TASK DESCRIPTION: Give a verbatim copy of the lines below, minus the pictures.
<<<<
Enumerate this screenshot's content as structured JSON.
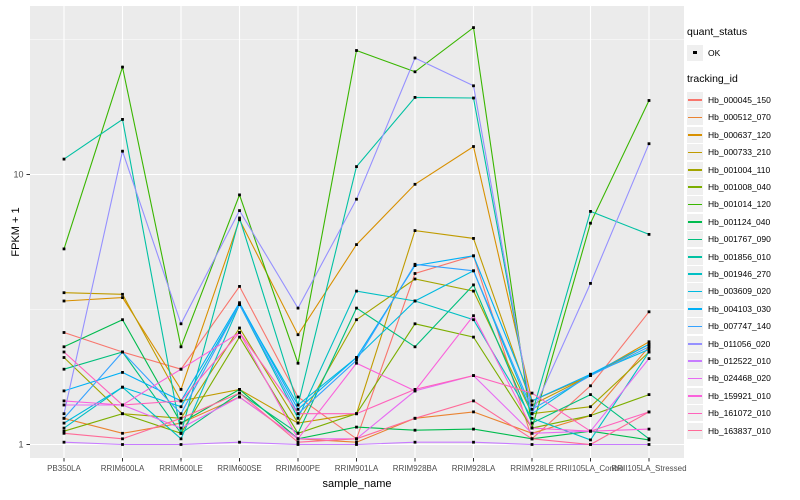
{
  "axes": {
    "x_title": "sample_name",
    "y_title": "FPKM + 1",
    "y_ticks": [
      {
        "label": "1",
        "value": 1
      },
      {
        "label": "10",
        "value": 10
      }
    ]
  },
  "legend": {
    "quant_status_title": "quant_status",
    "quant_status_items": [
      {
        "label": "OK",
        "symbol": "black-point"
      }
    ],
    "tracking_id_title": "tracking_id"
  },
  "colors": {
    "panel_bg": "#EBEBEB",
    "grid": "#FFFFFF",
    "tick_text": "#4D4D4D",
    "tick_mark": "#333333",
    "point": "#000000",
    "legend_key_bg": "#EFEFEF"
  },
  "chart_data": {
    "type": "line",
    "y_scale": "log10",
    "ylim": [
      0.89,
      42
    ],
    "grid": "white major and minor on gray panel",
    "legend_position": "right",
    "point_marker": "small black square at every data point",
    "x_categories": [
      "PB350LA",
      "RRIM600LA",
      "RRIM600LE",
      "RRIM600SE",
      "RRIM600PE",
      "RRIM901LA",
      "RRIM928BA",
      "RRIM928LA",
      "RRIM928LE",
      "RRII105LA_Control",
      "RRII105LA_Stressed"
    ],
    "series": [
      {
        "name": "Hb_000045_150",
        "color": "#F8766D",
        "values": [
          2.6,
          2.2,
          1.9,
          3.85,
          1.5,
          1.05,
          4.3,
          5.0,
          1.05,
          1.65,
          3.1
        ]
      },
      {
        "name": "Hb_000512_070",
        "color": "#EA8331",
        "values": [
          1.25,
          1.1,
          1.2,
          1.5,
          1.05,
          1.02,
          1.25,
          1.32,
          1.1,
          1.28,
          2.3
        ]
      },
      {
        "name": "Hb_000637_120",
        "color": "#D89000",
        "values": [
          3.4,
          3.5,
          1.6,
          6.8,
          2.55,
          5.5,
          9.2,
          12.7,
          1.45,
          1.8,
          2.4
        ]
      },
      {
        "name": "Hb_000733_210",
        "color": "#C09B00",
        "values": [
          3.65,
          3.6,
          1.45,
          1.6,
          1.2,
          1.3,
          6.2,
          5.8,
          1.4,
          1.8,
          2.35
        ]
      },
      {
        "name": "Hb_001004_110",
        "color": "#A3A500",
        "values": [
          2.1,
          1.3,
          1.25,
          2.7,
          1.2,
          2.9,
          4.1,
          3.7,
          1.3,
          1.38,
          2.2
        ]
      },
      {
        "name": "Hb_001008_040",
        "color": "#7CAE00",
        "values": [
          1.12,
          1.3,
          1.1,
          2.5,
          1.1,
          1.3,
          2.8,
          2.5,
          1.15,
          1.28,
          1.53
        ]
      },
      {
        "name": "Hb_001014_120",
        "color": "#39B600",
        "values": [
          5.3,
          25.0,
          2.3,
          8.4,
          2.0,
          28.8,
          24.0,
          35.0,
          1.15,
          6.6,
          18.8
        ]
      },
      {
        "name": "Hb_001124_040",
        "color": "#00BB4E",
        "values": [
          2.3,
          2.9,
          1.2,
          1.6,
          1.05,
          1.16,
          1.13,
          1.14,
          1.05,
          1.12,
          1.04
        ]
      },
      {
        "name": "Hb_001767_090",
        "color": "#00BF7D",
        "values": [
          1.9,
          2.2,
          1.1,
          1.55,
          1.1,
          3.2,
          2.3,
          3.9,
          1.2,
          1.53,
          1.05
        ]
      },
      {
        "name": "Hb_001856_010",
        "color": "#00C1A3",
        "values": [
          11.4,
          16.0,
          1.1,
          6.9,
          1.4,
          10.7,
          19.3,
          19.2,
          1.3,
          7.3,
          6.0
        ]
      },
      {
        "name": "Hb_001946_270",
        "color": "#00BFC4",
        "values": [
          1.15,
          1.63,
          1.05,
          3.3,
          1.25,
          3.7,
          3.4,
          2.9,
          1.25,
          1.04,
          2.2
        ]
      },
      {
        "name": "Hb_003609_020",
        "color": "#00BAE0",
        "values": [
          1.2,
          1.63,
          1.38,
          3.3,
          1.4,
          2.1,
          3.4,
          4.4,
          1.3,
          1.82,
          2.25
        ]
      },
      {
        "name": "Hb_004103_030",
        "color": "#00B0F6",
        "values": [
          1.58,
          1.85,
          1.45,
          3.35,
          1.35,
          2.1,
          4.6,
          5.0,
          1.45,
          1.82,
          2.35
        ]
      },
      {
        "name": "Hb_007747_140",
        "color": "#35A2FF",
        "values": [
          1.25,
          2.2,
          1.3,
          3.3,
          1.3,
          2.05,
          4.65,
          4.4,
          1.35,
          1.8,
          2.3
        ]
      },
      {
        "name": "Hb_011056_020",
        "color": "#9590FF",
        "values": [
          1.3,
          12.2,
          2.8,
          7.35,
          3.2,
          8.1,
          27.0,
          21.3,
          1.3,
          3.95,
          13.0
        ]
      },
      {
        "name": "Hb_012522_010",
        "color": "#C77CFF",
        "values": [
          1.02,
          1.0,
          1.0,
          1.02,
          1.0,
          1.0,
          1.02,
          1.02,
          1.0,
          1.0,
          1.0
        ]
      },
      {
        "name": "Hb_024468_020",
        "color": "#E76BF3",
        "values": [
          1.4,
          1.4,
          1.15,
          1.5,
          1.05,
          1.05,
          1.58,
          1.8,
          1.1,
          1.12,
          2.08
        ]
      },
      {
        "name": "Hb_159921_010",
        "color": "#FA62DB",
        "values": [
          1.45,
          1.4,
          1.9,
          2.6,
          1.05,
          2.0,
          1.58,
          3.0,
          1.15,
          1.12,
          1.14
        ]
      },
      {
        "name": "Hb_161072_010",
        "color": "#FF62BC",
        "values": [
          2.2,
          1.4,
          1.45,
          2.6,
          1.3,
          1.3,
          1.6,
          1.8,
          1.55,
          1.12,
          1.32
        ]
      },
      {
        "name": "Hb_163837_010",
        "color": "#FF6A98",
        "values": [
          1.1,
          1.05,
          1.25,
          1.55,
          1.02,
          1.05,
          1.25,
          1.45,
          1.05,
          1.0,
          1.32
        ]
      }
    ]
  }
}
>>>>
TASK RESULT:
Enumerate this screenshot's content as structured JSON.
{
  "axes": {
    "x_title": "sample_name",
    "y_title": "FPKM + 1",
    "y_ticks": [
      {
        "label": "1",
        "value": 1
      },
      {
        "label": "10",
        "value": 10
      }
    ]
  },
  "legend": {
    "quant_status_title": "quant_status",
    "quant_status_items": [
      {
        "label": "OK",
        "symbol": "black-point"
      }
    ],
    "tracking_id_title": "tracking_id"
  },
  "colors": {
    "panel_bg": "#EBEBEB",
    "grid": "#FFFFFF",
    "tick_text": "#4D4D4D",
    "tick_mark": "#333333",
    "point": "#000000",
    "legend_key_bg": "#EFEFEF"
  },
  "chart_data": {
    "type": "line",
    "y_scale": "log10",
    "ylim": [
      0.89,
      42
    ],
    "grid": "white major and minor on gray panel",
    "legend_position": "right",
    "point_marker": "small black square at every data point",
    "x_categories": [
      "PB350LA",
      "RRIM600LA",
      "RRIM600LE",
      "RRIM600SE",
      "RRIM600PE",
      "RRIM901LA",
      "RRIM928BA",
      "RRIM928LA",
      "RRIM928LE",
      "RRII105LA_Control",
      "RRII105LA_Stressed"
    ],
    "series": [
      {
        "name": "Hb_000045_150",
        "color": "#F8766D",
        "values": [
          2.6,
          2.2,
          1.9,
          3.85,
          1.5,
          1.05,
          4.3,
          5.0,
          1.05,
          1.65,
          3.1
        ]
      },
      {
        "name": "Hb_000512_070",
        "color": "#EA8331",
        "values": [
          1.25,
          1.1,
          1.2,
          1.5,
          1.05,
          1.02,
          1.25,
          1.32,
          1.1,
          1.28,
          2.3
        ]
      },
      {
        "name": "Hb_000637_120",
        "color": "#D89000",
        "values": [
          3.4,
          3.5,
          1.6,
          6.8,
          2.55,
          5.5,
          9.2,
          12.7,
          1.45,
          1.8,
          2.4
        ]
      },
      {
        "name": "Hb_000733_210",
        "color": "#C09B00",
        "values": [
          3.65,
          3.6,
          1.45,
          1.6,
          1.2,
          1.3,
          6.2,
          5.8,
          1.4,
          1.8,
          2.35
        ]
      },
      {
        "name": "Hb_001004_110",
        "color": "#A3A500",
        "values": [
          2.1,
          1.3,
          1.25,
          2.7,
          1.2,
          2.9,
          4.1,
          3.7,
          1.3,
          1.38,
          2.2
        ]
      },
      {
        "name": "Hb_001008_040",
        "color": "#7CAE00",
        "values": [
          1.12,
          1.3,
          1.1,
          2.5,
          1.1,
          1.3,
          2.8,
          2.5,
          1.15,
          1.28,
          1.53
        ]
      },
      {
        "name": "Hb_001014_120",
        "color": "#39B600",
        "values": [
          5.3,
          25.0,
          2.3,
          8.4,
          2.0,
          28.8,
          24.0,
          35.0,
          1.15,
          6.6,
          18.8
        ]
      },
      {
        "name": "Hb_001124_040",
        "color": "#00BB4E",
        "values": [
          2.3,
          2.9,
          1.2,
          1.6,
          1.05,
          1.16,
          1.13,
          1.14,
          1.05,
          1.12,
          1.04
        ]
      },
      {
        "name": "Hb_001767_090",
        "color": "#00BF7D",
        "values": [
          1.9,
          2.2,
          1.1,
          1.55,
          1.1,
          3.2,
          2.3,
          3.9,
          1.2,
          1.53,
          1.05
        ]
      },
      {
        "name": "Hb_001856_010",
        "color": "#00C1A3",
        "values": [
          11.4,
          16.0,
          1.1,
          6.9,
          1.4,
          10.7,
          19.3,
          19.2,
          1.3,
          7.3,
          6.0
        ]
      },
      {
        "name": "Hb_001946_270",
        "color": "#00BFC4",
        "values": [
          1.15,
          1.63,
          1.05,
          3.3,
          1.25,
          3.7,
          3.4,
          2.9,
          1.25,
          1.04,
          2.2
        ]
      },
      {
        "name": "Hb_003609_020",
        "color": "#00BAE0",
        "values": [
          1.2,
          1.63,
          1.38,
          3.3,
          1.4,
          2.1,
          3.4,
          4.4,
          1.3,
          1.82,
          2.25
        ]
      },
      {
        "name": "Hb_004103_030",
        "color": "#00B0F6",
        "values": [
          1.58,
          1.85,
          1.45,
          3.35,
          1.35,
          2.1,
          4.6,
          5.0,
          1.45,
          1.82,
          2.35
        ]
      },
      {
        "name": "Hb_007747_140",
        "color": "#35A2FF",
        "values": [
          1.25,
          2.2,
          1.3,
          3.3,
          1.3,
          2.05,
          4.65,
          4.4,
          1.35,
          1.8,
          2.3
        ]
      },
      {
        "name": "Hb_011056_020",
        "color": "#9590FF",
        "values": [
          1.3,
          12.2,
          2.8,
          7.35,
          3.2,
          8.1,
          27.0,
          21.3,
          1.3,
          3.95,
          13.0
        ]
      },
      {
        "name": "Hb_012522_010",
        "color": "#C77CFF",
        "values": [
          1.02,
          1.0,
          1.0,
          1.02,
          1.0,
          1.0,
          1.02,
          1.02,
          1.0,
          1.0,
          1.0
        ]
      },
      {
        "name": "Hb_024468_020",
        "color": "#E76BF3",
        "values": [
          1.4,
          1.4,
          1.15,
          1.5,
          1.05,
          1.05,
          1.58,
          1.8,
          1.1,
          1.12,
          2.08
        ]
      },
      {
        "name": "Hb_159921_010",
        "color": "#FA62DB",
        "values": [
          1.45,
          1.4,
          1.9,
          2.6,
          1.05,
          2.0,
          1.58,
          3.0,
          1.15,
          1.12,
          1.14
        ]
      },
      {
        "name": "Hb_161072_010",
        "color": "#FF62BC",
        "values": [
          2.2,
          1.4,
          1.45,
          2.6,
          1.3,
          1.3,
          1.6,
          1.8,
          1.55,
          1.12,
          1.32
        ]
      },
      {
        "name": "Hb_163837_010",
        "color": "#FF6A98",
        "values": [
          1.1,
          1.05,
          1.25,
          1.55,
          1.02,
          1.05,
          1.25,
          1.45,
          1.05,
          1.0,
          1.32
        ]
      }
    ]
  }
}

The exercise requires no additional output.